→ EXERCISE:
Return every line below exactly, without dropping any.

Page text entries:
━━━
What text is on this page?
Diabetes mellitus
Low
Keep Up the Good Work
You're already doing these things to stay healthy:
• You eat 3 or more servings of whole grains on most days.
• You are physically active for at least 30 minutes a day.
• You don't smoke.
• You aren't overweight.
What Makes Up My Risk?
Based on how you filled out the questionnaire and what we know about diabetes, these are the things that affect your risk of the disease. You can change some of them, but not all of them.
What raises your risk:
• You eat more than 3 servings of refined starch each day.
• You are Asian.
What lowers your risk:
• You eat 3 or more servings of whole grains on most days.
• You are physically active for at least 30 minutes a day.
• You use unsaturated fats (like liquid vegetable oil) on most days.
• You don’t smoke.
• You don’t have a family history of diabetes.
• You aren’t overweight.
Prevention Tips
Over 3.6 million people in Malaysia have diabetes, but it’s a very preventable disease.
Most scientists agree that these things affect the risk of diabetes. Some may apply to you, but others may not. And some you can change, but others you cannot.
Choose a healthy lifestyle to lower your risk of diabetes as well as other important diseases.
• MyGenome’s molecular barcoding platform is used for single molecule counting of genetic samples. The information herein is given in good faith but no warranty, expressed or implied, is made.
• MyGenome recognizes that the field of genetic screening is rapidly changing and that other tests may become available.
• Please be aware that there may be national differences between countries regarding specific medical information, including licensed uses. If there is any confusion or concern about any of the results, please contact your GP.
━━━
→ EXERCISE RESPONSE:
What text is on this page?
Diabetes mellitus
Low
Keep Up the Good Work
You're already doing these things to stay healthy:
• You eat 3 or more servings of whole grains on most days.
• You are physically active for at least 30 minutes a day.
• You don't smoke.
• You aren't overweight.
What Makes Up My Risk?
Based on how you filled out the questionnaire and what we know about diabetes, these are the things that affect your risk of the disease. You can change some of them, but not all of them.
What raises your risk:
• You eat more than 3 servings of refined starch each day.
• You are Asian.
What lowers your risk:
• You eat 3 or more servings of whole grains on most days.
• You are physically active for at least 30 minutes a day.
• You use unsaturated fats (like liquid vegetable oil) on most days.
• You don’t smoke.
• You don’t have a family history of diabetes.
• You aren’t overweight.
Prevention Tips
Over 3.6 million people in Malaysia have diabetes, but it’s a very preventable disease.
Most scientists agree that these things affect the risk of diabetes. Some may apply to you, but others may not. And some you can change, but others you cannot.
Choose a healthy lifestyle to lower your risk of diabetes as well as other important diseases.
• MyGenome’s molecular barcoding platform is used for single molecule counting of genetic samples. The information herein is given in good faith but no warranty, expressed or implied, is made.
• MyGenome recognizes that the field of genetic screening is rapidly changing and that other tests may become available.
• Please be aware that there may be national differences between countries regarding specific medical information, including licensed uses. If there is any confusion or concern about any of the results, please contact your GP.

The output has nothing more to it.